**Problem to solve**
Reproduce the listing below in full, line for line, with no changes.
══ Provided information
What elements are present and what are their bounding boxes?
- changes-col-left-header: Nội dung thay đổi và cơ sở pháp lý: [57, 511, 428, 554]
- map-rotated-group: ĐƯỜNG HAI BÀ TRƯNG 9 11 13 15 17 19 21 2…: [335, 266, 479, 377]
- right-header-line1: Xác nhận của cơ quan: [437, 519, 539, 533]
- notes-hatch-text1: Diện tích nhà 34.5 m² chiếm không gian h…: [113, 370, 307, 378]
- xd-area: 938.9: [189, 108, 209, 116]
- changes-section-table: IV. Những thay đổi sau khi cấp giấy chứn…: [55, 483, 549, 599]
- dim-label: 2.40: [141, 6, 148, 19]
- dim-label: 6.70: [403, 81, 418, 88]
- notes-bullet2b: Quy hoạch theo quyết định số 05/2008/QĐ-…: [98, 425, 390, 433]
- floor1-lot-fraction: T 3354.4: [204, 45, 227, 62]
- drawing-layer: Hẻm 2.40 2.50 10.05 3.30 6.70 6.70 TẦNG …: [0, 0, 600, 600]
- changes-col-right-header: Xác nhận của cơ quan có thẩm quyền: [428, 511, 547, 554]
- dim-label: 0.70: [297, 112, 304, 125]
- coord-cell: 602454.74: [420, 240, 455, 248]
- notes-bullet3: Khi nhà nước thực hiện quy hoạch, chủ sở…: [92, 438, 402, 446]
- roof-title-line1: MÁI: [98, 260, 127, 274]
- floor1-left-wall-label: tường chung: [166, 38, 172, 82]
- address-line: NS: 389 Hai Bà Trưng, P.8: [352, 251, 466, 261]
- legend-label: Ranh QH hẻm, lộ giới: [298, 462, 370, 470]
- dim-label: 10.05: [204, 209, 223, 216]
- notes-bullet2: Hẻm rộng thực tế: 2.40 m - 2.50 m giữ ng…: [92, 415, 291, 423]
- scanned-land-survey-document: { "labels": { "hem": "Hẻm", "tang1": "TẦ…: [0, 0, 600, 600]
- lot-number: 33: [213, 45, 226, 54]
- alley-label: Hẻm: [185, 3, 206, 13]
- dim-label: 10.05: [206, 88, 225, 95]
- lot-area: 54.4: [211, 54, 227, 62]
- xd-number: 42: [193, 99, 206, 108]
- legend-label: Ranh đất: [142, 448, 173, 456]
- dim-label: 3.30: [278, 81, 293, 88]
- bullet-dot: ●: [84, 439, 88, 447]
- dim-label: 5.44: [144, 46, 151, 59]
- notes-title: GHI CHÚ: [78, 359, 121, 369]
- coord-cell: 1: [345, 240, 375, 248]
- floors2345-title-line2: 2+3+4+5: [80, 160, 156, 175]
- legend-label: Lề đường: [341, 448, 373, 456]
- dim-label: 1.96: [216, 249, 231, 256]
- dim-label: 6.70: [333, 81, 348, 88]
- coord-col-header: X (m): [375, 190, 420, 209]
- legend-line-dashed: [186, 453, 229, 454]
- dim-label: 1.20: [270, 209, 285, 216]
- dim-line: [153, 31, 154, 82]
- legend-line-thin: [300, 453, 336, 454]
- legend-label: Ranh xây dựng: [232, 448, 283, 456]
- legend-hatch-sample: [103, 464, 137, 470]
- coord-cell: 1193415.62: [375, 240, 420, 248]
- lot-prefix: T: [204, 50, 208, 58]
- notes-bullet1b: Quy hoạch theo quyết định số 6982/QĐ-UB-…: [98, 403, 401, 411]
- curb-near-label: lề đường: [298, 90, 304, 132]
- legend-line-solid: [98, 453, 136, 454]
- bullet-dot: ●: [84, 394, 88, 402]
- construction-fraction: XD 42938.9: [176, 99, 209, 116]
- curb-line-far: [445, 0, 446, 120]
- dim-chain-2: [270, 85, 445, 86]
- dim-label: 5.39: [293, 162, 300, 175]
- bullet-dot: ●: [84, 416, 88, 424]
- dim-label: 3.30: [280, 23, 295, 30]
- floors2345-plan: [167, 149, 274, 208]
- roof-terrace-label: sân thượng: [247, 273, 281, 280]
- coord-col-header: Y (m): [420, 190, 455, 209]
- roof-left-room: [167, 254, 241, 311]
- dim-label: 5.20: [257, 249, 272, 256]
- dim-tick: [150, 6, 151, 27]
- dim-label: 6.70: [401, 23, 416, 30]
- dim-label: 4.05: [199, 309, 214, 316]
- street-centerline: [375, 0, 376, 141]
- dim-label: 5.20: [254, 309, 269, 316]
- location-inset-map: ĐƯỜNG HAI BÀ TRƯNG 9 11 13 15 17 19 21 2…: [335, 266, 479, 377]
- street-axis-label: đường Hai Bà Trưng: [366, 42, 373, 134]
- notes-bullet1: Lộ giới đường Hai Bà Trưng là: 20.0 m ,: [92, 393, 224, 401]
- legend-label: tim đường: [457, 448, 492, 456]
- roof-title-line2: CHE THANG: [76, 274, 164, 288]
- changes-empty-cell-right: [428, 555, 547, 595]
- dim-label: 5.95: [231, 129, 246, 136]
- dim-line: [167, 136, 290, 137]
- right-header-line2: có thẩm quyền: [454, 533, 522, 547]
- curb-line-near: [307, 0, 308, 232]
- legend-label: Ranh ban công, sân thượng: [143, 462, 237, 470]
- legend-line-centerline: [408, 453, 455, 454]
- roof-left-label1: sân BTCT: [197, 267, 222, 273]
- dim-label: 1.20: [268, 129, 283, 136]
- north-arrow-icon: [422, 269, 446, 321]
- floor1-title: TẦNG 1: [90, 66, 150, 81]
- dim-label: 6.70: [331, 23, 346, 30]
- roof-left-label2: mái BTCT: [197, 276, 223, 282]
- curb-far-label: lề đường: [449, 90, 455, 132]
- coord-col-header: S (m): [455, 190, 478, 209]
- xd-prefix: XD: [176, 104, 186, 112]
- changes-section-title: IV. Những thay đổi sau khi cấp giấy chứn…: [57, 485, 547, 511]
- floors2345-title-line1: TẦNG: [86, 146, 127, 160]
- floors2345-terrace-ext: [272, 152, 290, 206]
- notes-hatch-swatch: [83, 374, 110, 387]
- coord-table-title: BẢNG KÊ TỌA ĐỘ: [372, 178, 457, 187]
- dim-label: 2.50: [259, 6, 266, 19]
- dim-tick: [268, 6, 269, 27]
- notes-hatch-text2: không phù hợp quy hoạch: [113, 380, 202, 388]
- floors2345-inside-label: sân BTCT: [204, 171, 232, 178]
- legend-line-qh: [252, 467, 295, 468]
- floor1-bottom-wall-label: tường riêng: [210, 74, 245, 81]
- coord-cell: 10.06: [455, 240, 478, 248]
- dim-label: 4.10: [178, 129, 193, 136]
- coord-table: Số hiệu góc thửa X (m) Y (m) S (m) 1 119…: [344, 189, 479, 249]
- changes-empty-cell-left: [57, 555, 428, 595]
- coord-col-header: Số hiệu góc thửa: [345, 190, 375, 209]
════
**Exercise solution**
What elements are present and what are their bounding boxes?
- changes-col-left-header: Nội dung thay đổi và cơ sở pháp lý: [57, 511, 428, 554]
- map-rotated-group: ĐƯỜNG HAI BÀ TRƯNG 9 11 13 15 17 19 21 2…: [335, 266, 479, 377]
- right-header-line1: Xác nhận của cơ quan: [437, 519, 539, 533]
- notes-hatch-text1: Diện tích nhà 34.5 m² chiếm không gian h…: [113, 370, 307, 378]
- xd-area: 938.9: [189, 108, 209, 116]
- changes-section-table: IV. Những thay đổi sau khi cấp giấy chứn…: [55, 483, 549, 599]
- dim-label: 2.40: [141, 6, 148, 19]
- dim-label: 6.70: [403, 81, 418, 88]
- notes-bullet2b: Quy hoạch theo quyết định số 05/2008/QĐ-…: [98, 425, 390, 433]
- floor1-lot-fraction: T 3354.4: [204, 45, 227, 62]
- drawing-layer: Hẻm 2.40 2.50 10.05 3.30 6.70 6.70 TẦNG …: [0, 0, 600, 600]
- changes-col-right-header: Xác nhận của cơ quan có thẩm quyền: [428, 511, 547, 554]
- dim-label: 0.70: [297, 112, 304, 125]
- coord-cell: 602454.74: [420, 240, 455, 248]
- notes-bullet3: Khi nhà nước thực hiện quy hoạch, chủ sở…: [92, 438, 402, 446]
- roof-title-line1: MÁI: [98, 260, 127, 274]
- floor1-left-wall-label: tường chung: [166, 38, 172, 82]
- address-line: NS: 389 Hai Bà Trưng, P.8: [352, 251, 466, 261]
- legend-label: Ranh QH hẻm, lộ giới: [298, 462, 370, 470]
- dim-label: 10.05: [204, 209, 223, 216]
- notes-bullet2: Hẻm rộng thực tế: 2.40 m - 2.50 m giữ ng…: [92, 415, 291, 423]
- scanned-land-survey-document: { "labels": { "hem": "Hẻm", "tang1": "TẦ…: [0, 0, 600, 600]
- lot-number: 33: [213, 45, 226, 54]
- alley-label: Hẻm: [185, 3, 206, 13]
- dim-label: 10.05: [206, 88, 225, 95]
- lot-area: 54.4: [211, 54, 227, 62]
- xd-number: 42: [193, 99, 206, 108]
- legend-label: Ranh đất: [142, 448, 173, 456]
- dim-label: 3.30: [278, 81, 293, 88]
- bullet-dot: ●: [84, 439, 88, 447]
- dim-label: 5.44: [144, 46, 151, 59]
- notes-title: GHI CHÚ: [78, 359, 121, 369]
- coord-cell: 1: [345, 240, 375, 248]
- floors2345-title-line2: 2+3+4+5: [80, 160, 156, 175]
- legend-label: Lề đường: [341, 448, 373, 456]
- dim-label: 1.96: [216, 249, 231, 256]
- dim-label: 6.70: [333, 81, 348, 88]
- coord-col-header: X (m): [375, 190, 420, 209]
- legend-line-dashed: [186, 453, 229, 454]
- dim-label: 1.20: [270, 209, 285, 216]
- dim-line: [153, 31, 154, 82]
- legend-line-thin: [300, 453, 336, 454]
- legend-label: Ranh xây dựng: [232, 448, 283, 456]
- legend-hatch-sample: [103, 464, 137, 470]
- coord-cell: 1193415.62: [375, 240, 420, 248]
- lot-prefix: T: [204, 50, 208, 58]
- notes-bullet1b: Quy hoạch theo quyết định số 6982/QĐ-UB-…: [98, 403, 401, 411]
- curb-near-label: lề đường: [298, 90, 304, 132]
- legend-line-solid: [98, 453, 136, 454]
- bullet-dot: ●: [84, 394, 88, 402]
- construction-fraction: XD 42938.9: [176, 99, 209, 116]
- curb-line-far: [445, 0, 446, 120]
- dim-chain-2: [270, 85, 445, 86]
- dim-label: 5.39: [293, 162, 300, 175]
- bullet-dot: ●: [84, 416, 88, 424]
- dim-label: 3.30: [280, 23, 295, 30]
- floors2345-plan: [167, 149, 274, 208]
- roof-terrace-label: sân thượng: [247, 273, 281, 280]
- coord-col-header: Y (m): [420, 190, 455, 209]
- roof-left-room: [167, 254, 241, 311]
- dim-label: 5.20: [257, 249, 272, 256]
- dim-tick: [150, 6, 151, 27]
- dim-label: 6.70: [401, 23, 416, 30]
- dim-label: 4.05: [199, 309, 214, 316]
- street-centerline: [375, 0, 376, 141]
- dim-label: 5.20: [254, 309, 269, 316]
- location-inset-map: ĐƯỜNG HAI BÀ TRƯNG 9 11 13 15 17 19 21 2…: [335, 266, 479, 377]
- street-axis-label: đường Hai Bà Trưng: [366, 42, 373, 134]
- notes-bullet1: Lộ giới đường Hai Bà Trưng là: 20.0 m ,: [92, 393, 224, 401]
- legend-label: tim đường: [457, 448, 492, 456]
- roof-title-line2: CHE THANG: [76, 274, 164, 288]
- changes-empty-cell-right: [428, 555, 547, 595]
- dim-label: 5.95: [231, 129, 246, 136]
- dim-line: [167, 136, 290, 137]
- right-header-line2: có thẩm quyền: [454, 533, 522, 547]
- curb-line-near: [307, 0, 308, 232]
- legend-label: Ranh ban công, sân thượng: [143, 462, 237, 470]
- legend-line-centerline: [408, 453, 455, 454]
- roof-left-label1: sân BTCT: [197, 267, 222, 273]
- dim-label: 1.20: [268, 129, 283, 136]
- north-arrow-icon: [422, 269, 446, 321]
- floor1-title: TẦNG 1: [90, 66, 150, 81]
- dim-label: 6.70: [331, 23, 346, 30]
- roof-left-label2: mái BTCT: [197, 276, 223, 282]
- curb-far-label: lề đường: [449, 90, 455, 132]
- coord-col-header: S (m): [455, 190, 478, 209]
- xd-prefix: XD: [176, 104, 186, 112]
- changes-section-title: IV. Những thay đổi sau khi cấp giấy chứn…: [57, 485, 547, 511]
- floors2345-title-line1: TẦNG: [86, 146, 127, 160]
- floors2345-terrace-ext: [272, 152, 290, 206]
- notes-hatch-swatch: [83, 374, 110, 387]
- coord-table-title: BẢNG KÊ TỌA ĐỘ: [372, 178, 457, 187]
- dim-label: 2.50: [259, 6, 266, 19]
- dim-tick: [268, 6, 269, 27]
- notes-hatch-text2: không phù hợp quy hoạch: [113, 380, 202, 388]
- floors2345-inside-label: sân BTCT: [204, 171, 232, 178]
- legend-line-qh: [252, 467, 295, 468]
- floor1-bottom-wall-label: tường riêng: [210, 74, 245, 81]
- coord-cell: 10.06: [455, 240, 478, 248]
- dim-label: 4.10: [178, 129, 193, 136]
- coord-table: Số hiệu góc thửa X (m) Y (m) S (m) 1 119…: [344, 189, 479, 249]
- changes-empty-cell-left: [57, 555, 428, 595]
- coord-col-header: Số hiệu góc thửa: [345, 190, 375, 209]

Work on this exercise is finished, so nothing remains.